Which lines in the records below contain the word "Patriots"? Copy each one out.
-------- RECORDS FOR THIS TASK
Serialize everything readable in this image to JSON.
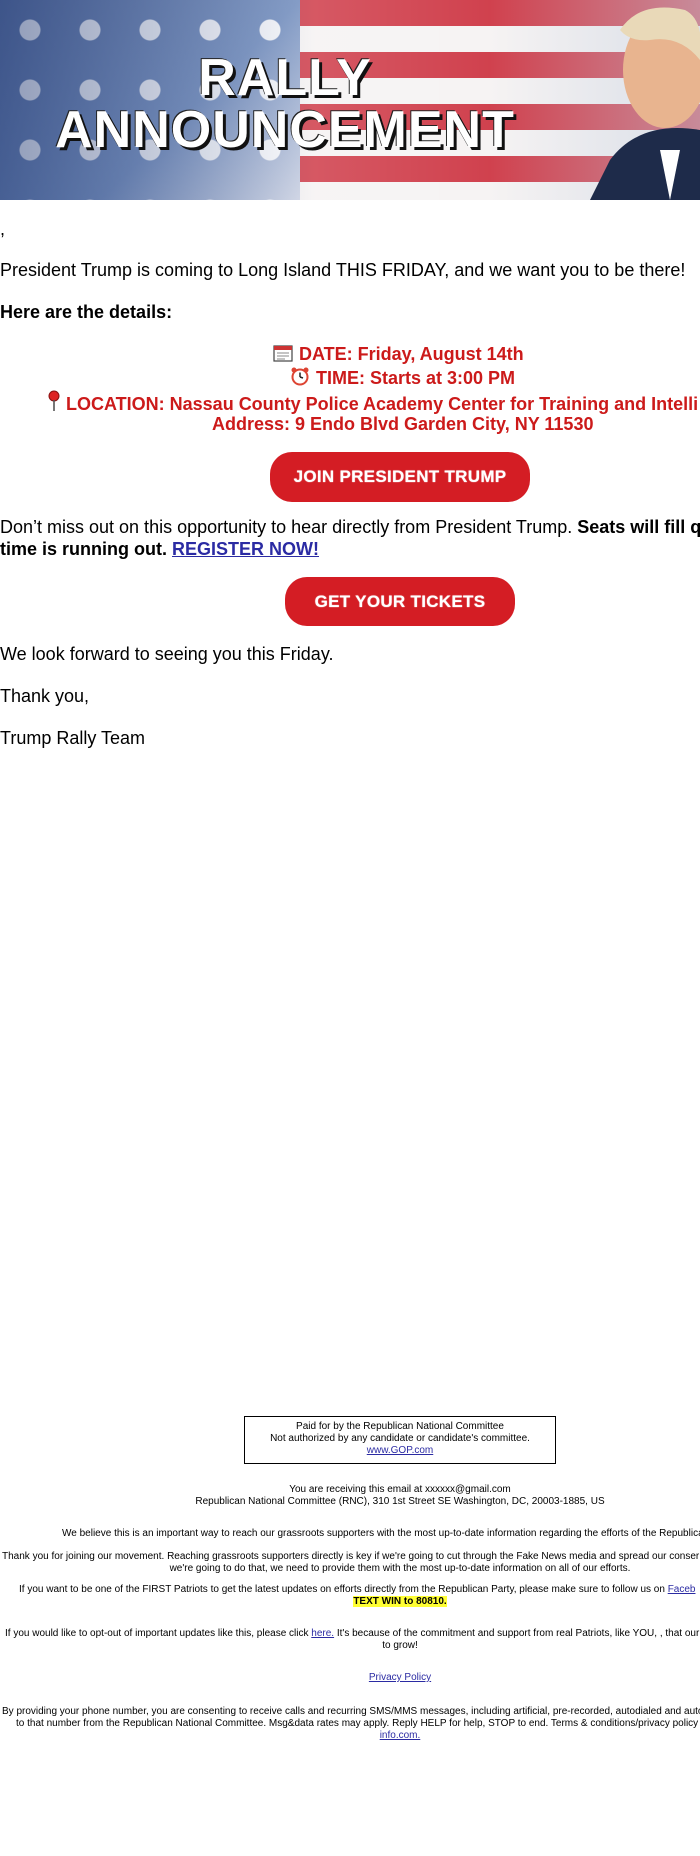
{
  "banner": {
    "title_line1": "RALLY",
    "title_line2": "ANNOUNCEMENT"
  },
  "greeting": ",",
  "intro": "President Trump is coming to Long Island THIS FRIDAY, and we want you to be there!",
  "details_heading": "Here are the details:",
  "details": {
    "date": "DATE: Friday, August 14th",
    "time": "TIME: Starts at 3:00 PM",
    "location": "LOCATION: Nassau County Police Academy Center for Training and Intelli",
    "address": "Address: 9 Endo Blvd Garden City, NY 11530"
  },
  "buttons": {
    "join": "JOIN PRESIDENT TRUMP",
    "tickets": "GET YOUR TICKETS"
  },
  "cta": {
    "line1_normal": "Don’t miss out on this opportunity to hear directly from President Trump. ",
    "line1_bold": "Seats will fill q",
    "line2_bold": "time is running out. ",
    "register_link": "REGISTER NOW!"
  },
  "closing": {
    "forward": "We look forward to seeing you this Friday.",
    "thanks": "Thank you,",
    "signature": "Trump Rally Team"
  },
  "footer": {
    "paid_line1": "Paid for by the Republican National Committee",
    "paid_line2": "Not authorized by any candidate or candidate's committee.",
    "paid_link": "www.GOP.com",
    "receiving": "You are receiving this email at xxxxxx@gmail.com",
    "address": "Republican National Committee (RNC), 310 1st Street SE Washington, DC, 20003-1885, US",
    "believe": "We believe this is an important way to reach our grassroots supporters with the most up-to-date information regarding the efforts of the Republica",
    "thankyou_line1": "Thank you for joining our movement. Reaching grassroots supporters directly is key if we're going to cut through the Fake News media and spread our conser",
    "thankyou_line2": "we're going to do that, we need to provide them with the most up-to-date information on all of our efforts.",
    "first_line1": "If you want to be one of the FIRST Patriots to get the latest updates on efforts directly from the Republican Party, please make sure to follow us on ",
    "first_link": "Faceb",
    "text_win": "TEXT WIN to 80810.",
    "optout_pre": "If you would like to opt-out of important updates like this, please click ",
    "optout_link": "here.",
    "optout_post": " It's because of the commitment and support from real Patriots, like YOU, , that our",
    "optout_line2": "to grow!",
    "privacy": "Privacy Policy",
    "sms_line1": "By providing your phone number, you are consenting to receive calls and recurring SMS/MMS messages, including artificial, pre-recorded, autodialed and auto",
    "sms_line2": "to that number from the Republican National Committee. Msg&data rates may apply. Reply HELP for help, STOP to end. Terms & conditions/privacy policy",
    "sms_link": "info.com."
  },
  "colors": {
    "accent_red": "#d41d24",
    "detail_red": "#cc1a1a",
    "link_blue": "#2b2ba3",
    "highlight": "#ffff33"
  },
  "icons": [
    "calendar-icon",
    "alarm-clock-icon",
    "pushpin-icon"
  ]
}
----------------
OUTPUT OF THE EXERCISE:
    "first_line1": "If you want to be one of the FIRST Patriots to get the latest updates on efforts directly from the Republican Party, please make sure to follow us on ",
    "optout_post": " It's because of the commitment and support from real Patriots, like YOU, , that our",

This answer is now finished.